Exercise description =>
Quote every line as given.

◇ ◇ ◇ ◇

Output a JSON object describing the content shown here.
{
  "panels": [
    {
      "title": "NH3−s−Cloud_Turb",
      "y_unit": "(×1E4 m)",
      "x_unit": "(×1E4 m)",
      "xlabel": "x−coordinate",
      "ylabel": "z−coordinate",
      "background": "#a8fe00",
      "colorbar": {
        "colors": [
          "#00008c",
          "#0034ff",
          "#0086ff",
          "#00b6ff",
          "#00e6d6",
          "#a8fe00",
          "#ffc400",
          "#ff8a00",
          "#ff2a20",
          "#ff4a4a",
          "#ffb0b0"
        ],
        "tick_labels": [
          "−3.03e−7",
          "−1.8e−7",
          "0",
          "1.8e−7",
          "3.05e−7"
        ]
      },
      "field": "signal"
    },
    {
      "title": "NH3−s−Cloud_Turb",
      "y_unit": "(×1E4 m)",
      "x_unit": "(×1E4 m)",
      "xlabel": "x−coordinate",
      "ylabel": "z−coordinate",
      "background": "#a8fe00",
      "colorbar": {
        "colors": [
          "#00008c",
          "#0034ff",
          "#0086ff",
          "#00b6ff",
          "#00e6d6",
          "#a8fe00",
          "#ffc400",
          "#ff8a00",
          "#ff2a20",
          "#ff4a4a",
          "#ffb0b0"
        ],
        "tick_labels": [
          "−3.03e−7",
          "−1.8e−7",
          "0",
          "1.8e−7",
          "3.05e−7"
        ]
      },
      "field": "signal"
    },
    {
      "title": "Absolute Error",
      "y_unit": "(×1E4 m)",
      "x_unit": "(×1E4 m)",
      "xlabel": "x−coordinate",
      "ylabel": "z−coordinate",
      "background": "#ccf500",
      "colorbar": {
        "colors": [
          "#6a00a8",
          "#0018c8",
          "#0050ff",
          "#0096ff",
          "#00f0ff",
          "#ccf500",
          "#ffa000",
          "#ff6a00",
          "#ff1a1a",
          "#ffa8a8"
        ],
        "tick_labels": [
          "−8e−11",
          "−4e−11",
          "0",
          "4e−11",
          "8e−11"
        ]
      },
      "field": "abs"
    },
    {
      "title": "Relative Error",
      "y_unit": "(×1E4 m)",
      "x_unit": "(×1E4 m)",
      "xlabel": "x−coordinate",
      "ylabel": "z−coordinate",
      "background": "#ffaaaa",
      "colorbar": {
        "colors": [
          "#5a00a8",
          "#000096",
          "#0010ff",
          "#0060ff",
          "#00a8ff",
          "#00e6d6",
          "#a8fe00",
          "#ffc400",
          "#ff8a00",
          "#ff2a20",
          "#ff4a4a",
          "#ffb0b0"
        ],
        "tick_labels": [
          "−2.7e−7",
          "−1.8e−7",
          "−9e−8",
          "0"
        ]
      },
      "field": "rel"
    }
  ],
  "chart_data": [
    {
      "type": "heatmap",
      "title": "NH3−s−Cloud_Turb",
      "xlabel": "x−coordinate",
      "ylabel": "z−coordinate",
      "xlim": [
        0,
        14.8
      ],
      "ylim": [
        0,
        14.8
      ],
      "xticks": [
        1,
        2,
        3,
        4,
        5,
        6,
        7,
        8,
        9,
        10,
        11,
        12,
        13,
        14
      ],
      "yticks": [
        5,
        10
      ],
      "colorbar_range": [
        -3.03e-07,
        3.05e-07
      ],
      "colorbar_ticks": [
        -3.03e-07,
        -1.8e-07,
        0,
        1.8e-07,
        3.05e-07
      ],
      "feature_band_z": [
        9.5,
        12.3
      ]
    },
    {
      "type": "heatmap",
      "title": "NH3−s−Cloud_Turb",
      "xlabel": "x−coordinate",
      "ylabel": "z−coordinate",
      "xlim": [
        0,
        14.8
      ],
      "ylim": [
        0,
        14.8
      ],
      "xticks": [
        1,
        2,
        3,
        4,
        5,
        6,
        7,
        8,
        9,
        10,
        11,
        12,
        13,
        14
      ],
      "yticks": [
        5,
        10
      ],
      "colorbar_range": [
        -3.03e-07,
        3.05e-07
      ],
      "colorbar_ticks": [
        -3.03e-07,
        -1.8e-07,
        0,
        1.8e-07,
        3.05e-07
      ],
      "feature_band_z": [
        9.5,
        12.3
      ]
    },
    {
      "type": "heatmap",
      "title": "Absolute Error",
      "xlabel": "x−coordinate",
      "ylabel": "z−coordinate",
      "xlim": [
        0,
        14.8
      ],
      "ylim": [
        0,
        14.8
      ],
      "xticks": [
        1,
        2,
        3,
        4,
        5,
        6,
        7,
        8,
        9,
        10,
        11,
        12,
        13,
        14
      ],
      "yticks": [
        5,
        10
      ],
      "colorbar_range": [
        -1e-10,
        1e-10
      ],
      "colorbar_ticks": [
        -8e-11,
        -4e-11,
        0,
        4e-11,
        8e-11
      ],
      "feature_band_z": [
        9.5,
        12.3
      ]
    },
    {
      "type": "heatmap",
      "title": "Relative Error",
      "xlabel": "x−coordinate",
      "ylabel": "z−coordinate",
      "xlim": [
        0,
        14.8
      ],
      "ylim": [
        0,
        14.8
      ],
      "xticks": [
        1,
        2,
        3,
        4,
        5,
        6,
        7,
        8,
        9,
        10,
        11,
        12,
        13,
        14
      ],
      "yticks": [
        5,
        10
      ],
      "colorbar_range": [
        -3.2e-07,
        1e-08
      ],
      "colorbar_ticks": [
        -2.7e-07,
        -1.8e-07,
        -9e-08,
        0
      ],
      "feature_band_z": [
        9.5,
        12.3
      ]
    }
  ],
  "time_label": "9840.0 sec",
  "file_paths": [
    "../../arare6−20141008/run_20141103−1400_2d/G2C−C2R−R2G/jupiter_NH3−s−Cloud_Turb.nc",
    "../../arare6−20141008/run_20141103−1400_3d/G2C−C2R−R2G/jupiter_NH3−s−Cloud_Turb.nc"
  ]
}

◇ ◇ ◇ ◇

Completed task =>
Output a JSON object describing the content shown here.
{
  "panels": [
    {
      "title": "NH3−s−Cloud_Turb",
      "y_unit": "(×1E4 m)",
      "x_unit": "(×1E4 m)",
      "xlabel": "x−coordinate",
      "ylabel": "z−coordinate",
      "background": "#a8fe00",
      "colorbar": {
        "colors": [
          "#00008c",
          "#0034ff",
          "#0086ff",
          "#00b6ff",
          "#00e6d6",
          "#a8fe00",
          "#ffc400",
          "#ff8a00",
          "#ff2a20",
          "#ff4a4a",
          "#ffb0b0"
        ],
        "tick_labels": [
          "−3.03e−7",
          "−1.8e−7",
          "0",
          "1.8e−7",
          "3.05e−7"
        ]
      },
      "field": "signal"
    },
    {
      "title": "NH3−s−Cloud_Turb",
      "y_unit": "(×1E4 m)",
      "x_unit": "(×1E4 m)",
      "xlabel": "x−coordinate",
      "ylabel": "z−coordinate",
      "background": "#a8fe00",
      "colorbar": {
        "colors": [
          "#00008c",
          "#0034ff",
          "#0086ff",
          "#00b6ff",
          "#00e6d6",
          "#a8fe00",
          "#ffc400",
          "#ff8a00",
          "#ff2a20",
          "#ff4a4a",
          "#ffb0b0"
        ],
        "tick_labels": [
          "−3.03e−7",
          "−1.8e−7",
          "0",
          "1.8e−7",
          "3.05e−7"
        ]
      },
      "field": "signal"
    },
    {
      "title": "Absolute Error",
      "y_unit": "(×1E4 m)",
      "x_unit": "(×1E4 m)",
      "xlabel": "x−coordinate",
      "ylabel": "z−coordinate",
      "background": "#ccf500",
      "colorbar": {
        "colors": [
          "#6a00a8",
          "#0018c8",
          "#0050ff",
          "#0096ff",
          "#00f0ff",
          "#ccf500",
          "#ffa000",
          "#ff6a00",
          "#ff1a1a",
          "#ffa8a8"
        ],
        "tick_labels": [
          "−8e−11",
          "−4e−11",
          "0",
          "4e−11",
          "8e−11"
        ]
      },
      "field": "abs"
    },
    {
      "title": "Relative Error",
      "y_unit": "(×1E4 m)",
      "x_unit": "(×1E4 m)",
      "xlabel": "x−coordinate",
      "ylabel": "z−coordinate",
      "background": "#ffaaaa",
      "colorbar": {
        "colors": [
          "#5a00a8",
          "#000096",
          "#0010ff",
          "#0060ff",
          "#00a8ff",
          "#00e6d6",
          "#a8fe00",
          "#ffc400",
          "#ff8a00",
          "#ff2a20",
          "#ff4a4a",
          "#ffb0b0"
        ],
        "tick_labels": [
          "−2.7e−7",
          "−1.8e−7",
          "−9e−8",
          "0"
        ]
      },
      "field": "rel"
    }
  ],
  "chart_data": [
    {
      "type": "heatmap",
      "title": "NH3−s−Cloud_Turb",
      "xlabel": "x−coordinate",
      "ylabel": "z−coordinate",
      "xlim": [
        0,
        14.8
      ],
      "ylim": [
        0,
        14.8
      ],
      "xticks": [
        1,
        2,
        3,
        4,
        5,
        6,
        7,
        8,
        9,
        10,
        11,
        12,
        13,
        14
      ],
      "yticks": [
        5,
        10
      ],
      "colorbar_range": [
        -3.03e-07,
        3.05e-07
      ],
      "colorbar_ticks": [
        -3.03e-07,
        -1.8e-07,
        0,
        1.8e-07,
        3.05e-07
      ],
      "feature_band_z": [
        9.5,
        12.3
      ]
    },
    {
      "type": "heatmap",
      "title": "NH3−s−Cloud_Turb",
      "xlabel": "x−coordinate",
      "ylabel": "z−coordinate",
      "xlim": [
        0,
        14.8
      ],
      "ylim": [
        0,
        14.8
      ],
      "xticks": [
        1,
        2,
        3,
        4,
        5,
        6,
        7,
        8,
        9,
        10,
        11,
        12,
        13,
        14
      ],
      "yticks": [
        5,
        10
      ],
      "colorbar_range": [
        -3.03e-07,
        3.05e-07
      ],
      "colorbar_ticks": [
        -3.03e-07,
        -1.8e-07,
        0,
        1.8e-07,
        3.05e-07
      ],
      "feature_band_z": [
        9.5,
        12.3
      ]
    },
    {
      "type": "heatmap",
      "title": "Absolute Error",
      "xlabel": "x−coordinate",
      "ylabel": "z−coordinate",
      "xlim": [
        0,
        14.8
      ],
      "ylim": [
        0,
        14.8
      ],
      "xticks": [
        1,
        2,
        3,
        4,
        5,
        6,
        7,
        8,
        9,
        10,
        11,
        12,
        13,
        14
      ],
      "yticks": [
        5,
        10
      ],
      "colorbar_range": [
        -1e-10,
        1e-10
      ],
      "colorbar_ticks": [
        -8e-11,
        -4e-11,
        0,
        4e-11,
        8e-11
      ],
      "feature_band_z": [
        9.5,
        12.3
      ]
    },
    {
      "type": "heatmap",
      "title": "Relative Error",
      "xlabel": "x−coordinate",
      "ylabel": "z−coordinate",
      "xlim": [
        0,
        14.8
      ],
      "ylim": [
        0,
        14.8
      ],
      "xticks": [
        1,
        2,
        3,
        4,
        5,
        6,
        7,
        8,
        9,
        10,
        11,
        12,
        13,
        14
      ],
      "yticks": [
        5,
        10
      ],
      "colorbar_range": [
        -3.2e-07,
        1e-08
      ],
      "colorbar_ticks": [
        -2.7e-07,
        -1.8e-07,
        -9e-08,
        0
      ],
      "feature_band_z": [
        9.5,
        12.3
      ]
    }
  ],
  "time_label": "9840.0 sec",
  "file_paths": [
    "../../arare6−20141008/run_20141103−1400_2d/G2C−C2R−R2G/jupiter_NH3−s−Cloud_Turb.nc",
    "../../arare6−20141008/run_20141103−1400_3d/G2C−C2R−R2G/jupiter_NH3−s−Cloud_Turb.nc"
  ]
}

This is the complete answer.